▶ DIRECTIVE: Copy everything in the listing below word for word, apart from any images.

▶ SUPPLIED RECORDS:
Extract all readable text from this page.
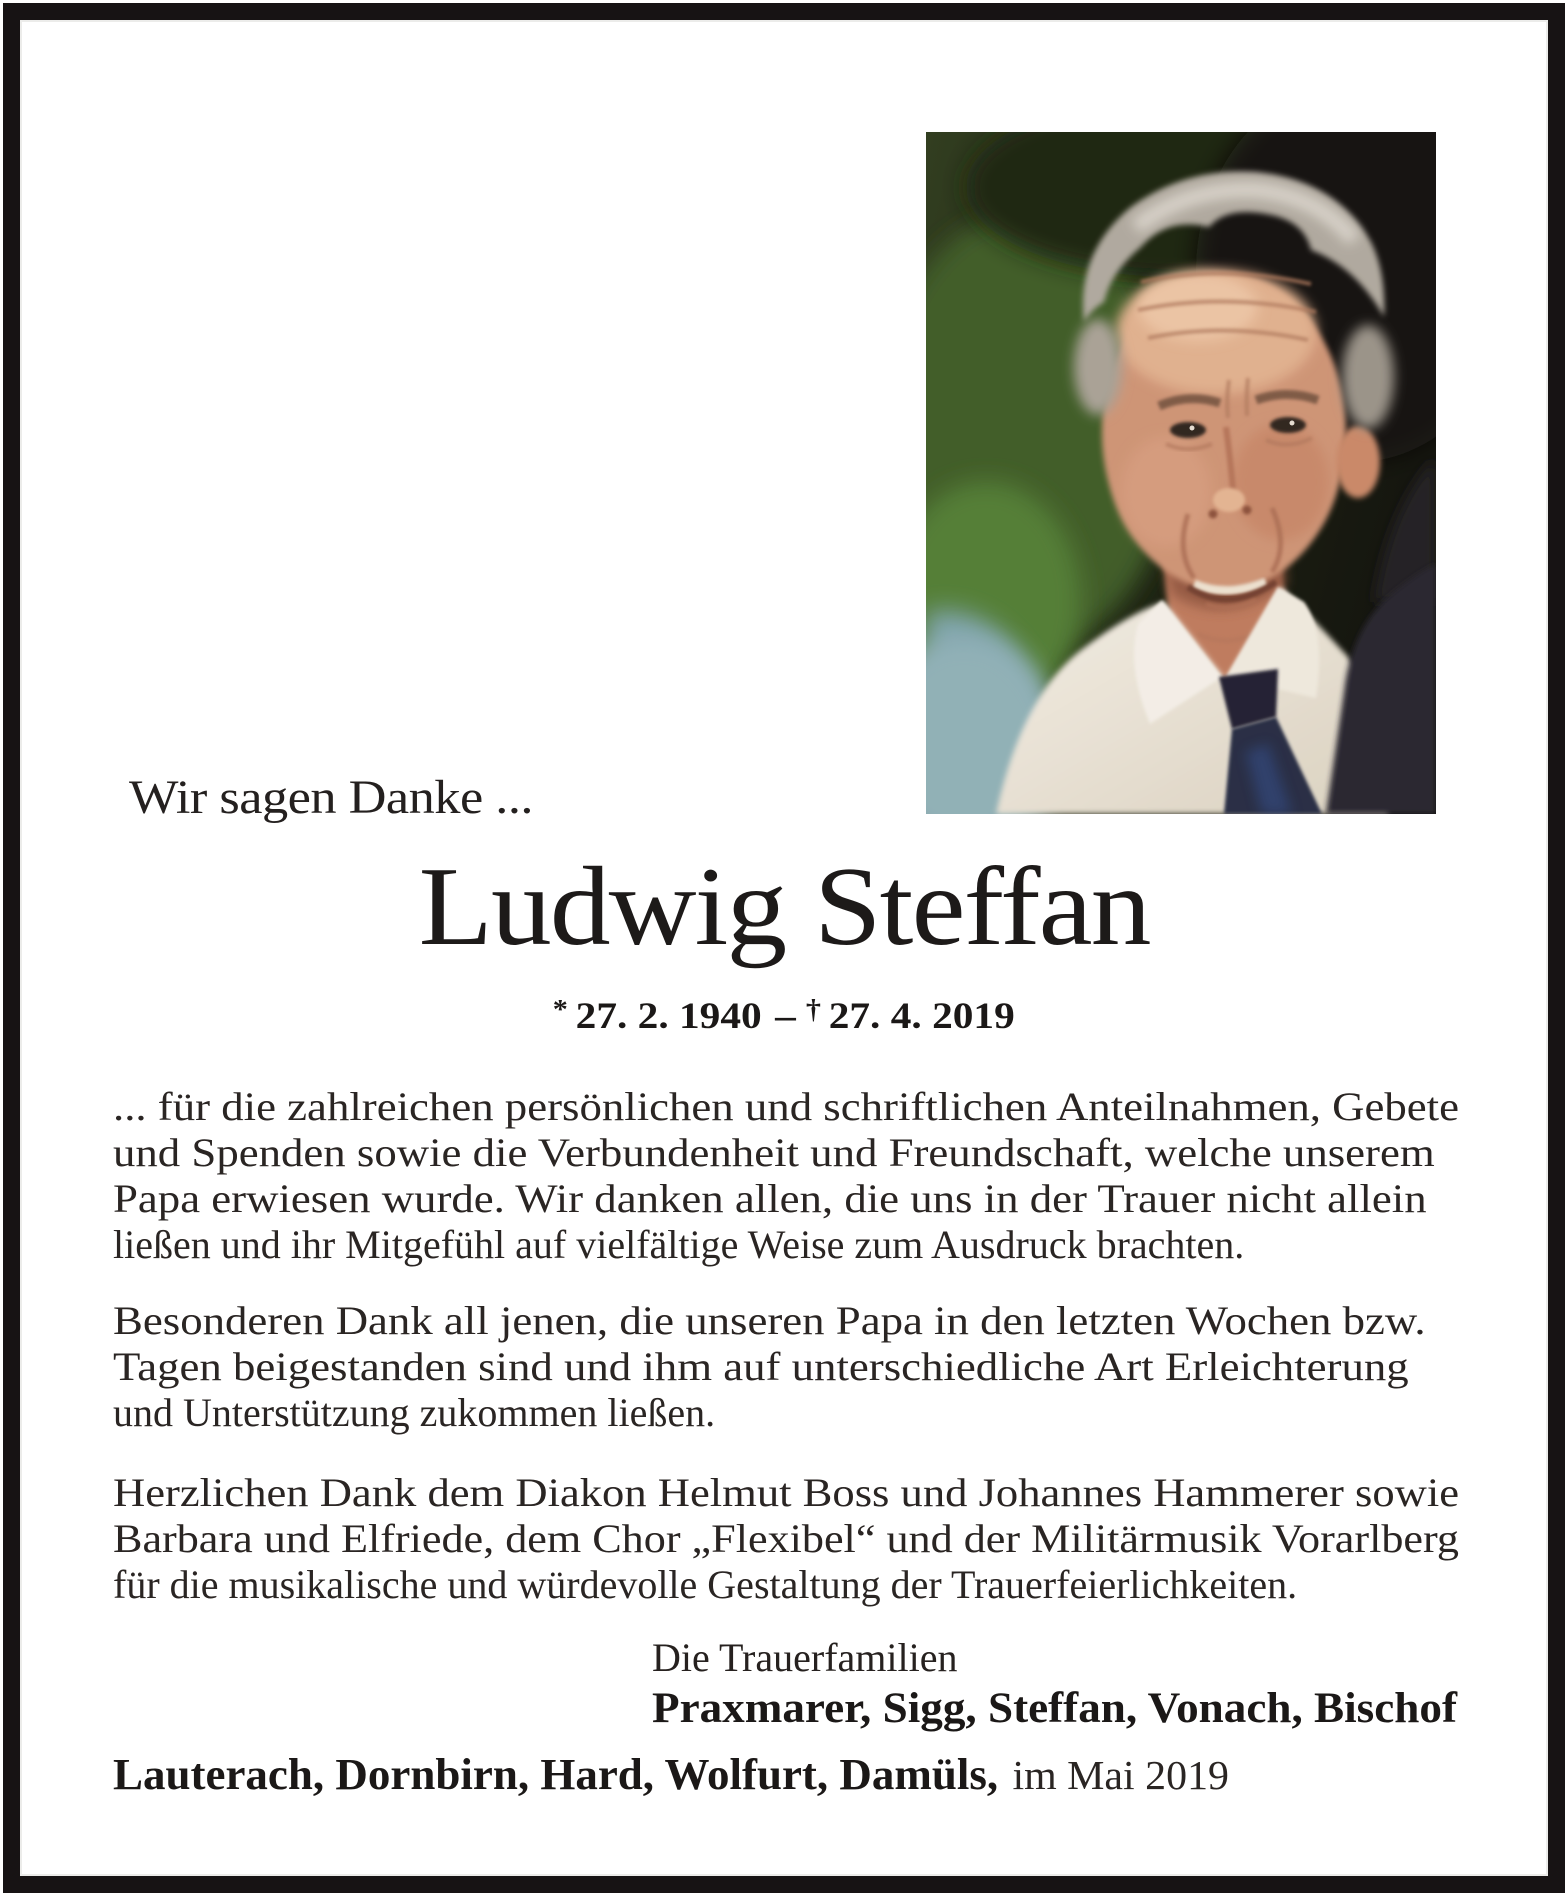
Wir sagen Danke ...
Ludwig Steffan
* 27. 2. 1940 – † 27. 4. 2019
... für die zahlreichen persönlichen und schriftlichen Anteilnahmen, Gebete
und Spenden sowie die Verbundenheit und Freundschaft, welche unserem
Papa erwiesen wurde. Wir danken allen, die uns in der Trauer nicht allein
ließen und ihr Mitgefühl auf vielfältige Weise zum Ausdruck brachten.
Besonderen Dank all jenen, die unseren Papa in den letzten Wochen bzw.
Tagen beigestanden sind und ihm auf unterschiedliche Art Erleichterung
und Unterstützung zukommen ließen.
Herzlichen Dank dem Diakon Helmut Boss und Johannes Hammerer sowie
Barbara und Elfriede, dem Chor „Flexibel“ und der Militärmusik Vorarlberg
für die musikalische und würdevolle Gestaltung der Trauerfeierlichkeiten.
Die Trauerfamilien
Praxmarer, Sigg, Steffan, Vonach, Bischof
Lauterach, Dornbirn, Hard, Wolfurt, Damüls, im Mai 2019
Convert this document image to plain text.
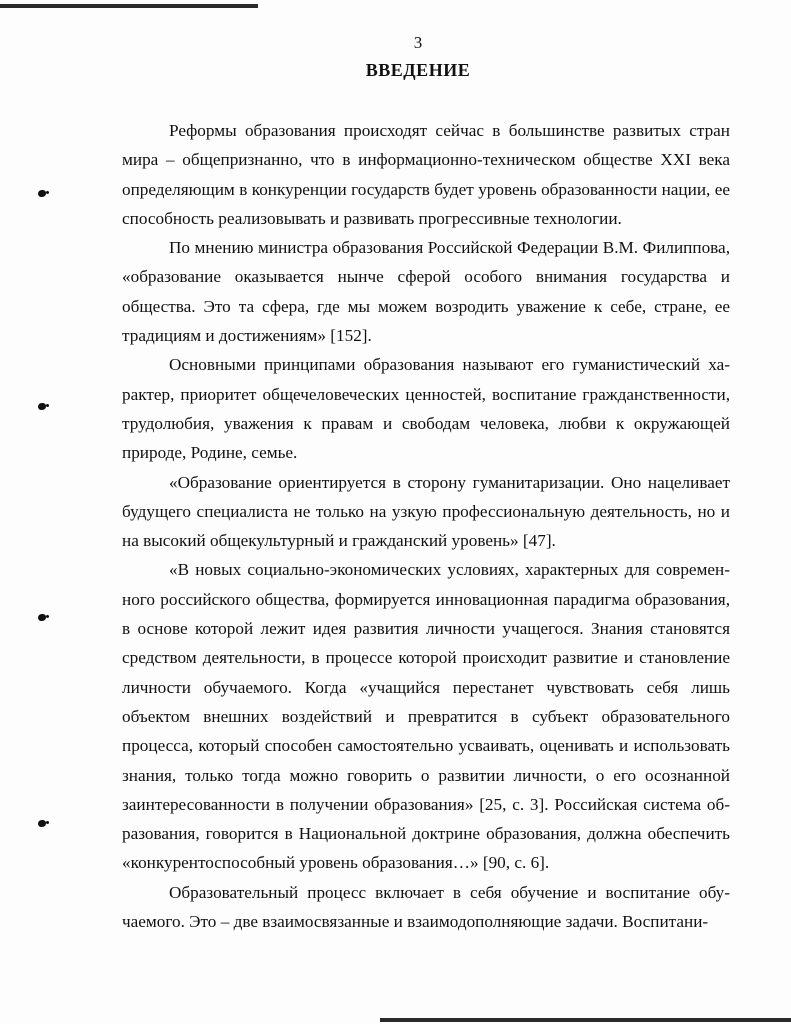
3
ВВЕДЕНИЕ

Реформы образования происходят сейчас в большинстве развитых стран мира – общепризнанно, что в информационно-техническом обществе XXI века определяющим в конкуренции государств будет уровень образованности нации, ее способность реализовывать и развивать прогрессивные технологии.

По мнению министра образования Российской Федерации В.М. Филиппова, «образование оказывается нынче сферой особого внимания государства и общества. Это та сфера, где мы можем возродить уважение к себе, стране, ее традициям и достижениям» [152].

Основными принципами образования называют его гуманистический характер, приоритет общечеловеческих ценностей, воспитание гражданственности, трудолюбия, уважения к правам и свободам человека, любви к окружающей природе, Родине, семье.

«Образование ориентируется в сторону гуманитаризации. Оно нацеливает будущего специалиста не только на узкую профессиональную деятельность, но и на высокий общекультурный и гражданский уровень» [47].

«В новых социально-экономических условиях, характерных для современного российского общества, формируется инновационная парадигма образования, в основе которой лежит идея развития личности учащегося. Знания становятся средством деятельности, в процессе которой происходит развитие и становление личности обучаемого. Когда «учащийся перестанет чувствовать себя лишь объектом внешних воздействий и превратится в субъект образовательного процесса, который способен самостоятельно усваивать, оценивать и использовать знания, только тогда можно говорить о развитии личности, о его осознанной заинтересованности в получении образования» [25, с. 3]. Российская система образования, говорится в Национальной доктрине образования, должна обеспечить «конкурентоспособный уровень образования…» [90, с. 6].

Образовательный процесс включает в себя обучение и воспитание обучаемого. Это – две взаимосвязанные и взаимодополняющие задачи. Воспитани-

▶ WRITTEN RESPONSE:
Extract all readable text from this page.
Wir sagen Danke ...
Ludwig Steffan
* 27. 2. 1940 – † 27. 4. 2019
... für die zahlreichen persönlichen und schriftlichen Anteilnahmen, Gebete
und Spenden sowie die Verbundenheit und Freundschaft, welche unserem
Papa erwiesen wurde. Wir danken allen, die uns in der Trauer nicht allein
ließen und ihr Mitgefühl auf vielfältige Weise zum Ausdruck brachten.
Besonderen Dank all jenen, die unseren Papa in den letzten Wochen bzw.
Tagen beigestanden sind und ihm auf unterschiedliche Art Erleichterung
und Unterstützung zukommen ließen.
Herzlichen Dank dem Diakon Helmut Boss und Johannes Hammerer sowie
Barbara und Elfriede, dem Chor „Flexibel“ und der Militärmusik Vorarlberg
für die musikalische und würdevolle Gestaltung der Trauerfeierlichkeiten.
Die Trauerfamilien
Praxmarer, Sigg, Steffan, Vonach, Bischof
Lauterach, Dornbirn, Hard, Wolfurt, Damüls, im Mai 2019
Convert this document image to plain text.
3
ВВЕДЕНИЕ

Реформы образования происходят сейчас в большинстве развитых стран мира – общепризнанно, что в информационно-техническом обществе XXI века определяющим в конкуренции государств будет уровень образованности нации, ее способность реализовывать и развивать прогрессивные технологии.

По мнению министра образования Российской Федерации В.М. Филиппова, «образование оказывается нынче сферой особого внимания государства и общества. Это та сфера, где мы можем возродить уважение к себе, стране, ее традициям и достижениям» [152].

Основными принципами образования называют его гуманистический характер, приоритет общечеловеческих ценностей, воспитание гражданственности, трудолюбия, уважения к правам и свободам человека, любви к окружающей природе, Родине, семье.

«Образование ориентируется в сторону гуманитаризации. Оно нацеливает будущего специалиста не только на узкую профессиональную деятельность, но и на высокий общекультурный и гражданский уровень» [47].

«В новых социально-экономических условиях, характерных для современного российского общества, формируется инновационная парадигма образования, в основе которой лежит идея развития личности учащегося. Знания становятся средством деятельности, в процессе которой происходит развитие и становление личности обучаемого. Когда «учащийся перестанет чувствовать себя лишь объектом внешних воздействий и превратится в субъект образовательного процесса, который способен самостоятельно усваивать, оценивать и использовать знания, только тогда можно говорить о развитии личности, о его осознанной заинтересованности в получении образования» [25, с. 3]. Российская система образования, говорится в Национальной доктрине образования, должна обеспечить «конкурентоспособный уровень образования…» [90, с. 6].

Образовательный процесс включает в себя обучение и воспитание обучаемого. Это – две взаимосвязанные и взаимодополняющие задачи. Воспитани-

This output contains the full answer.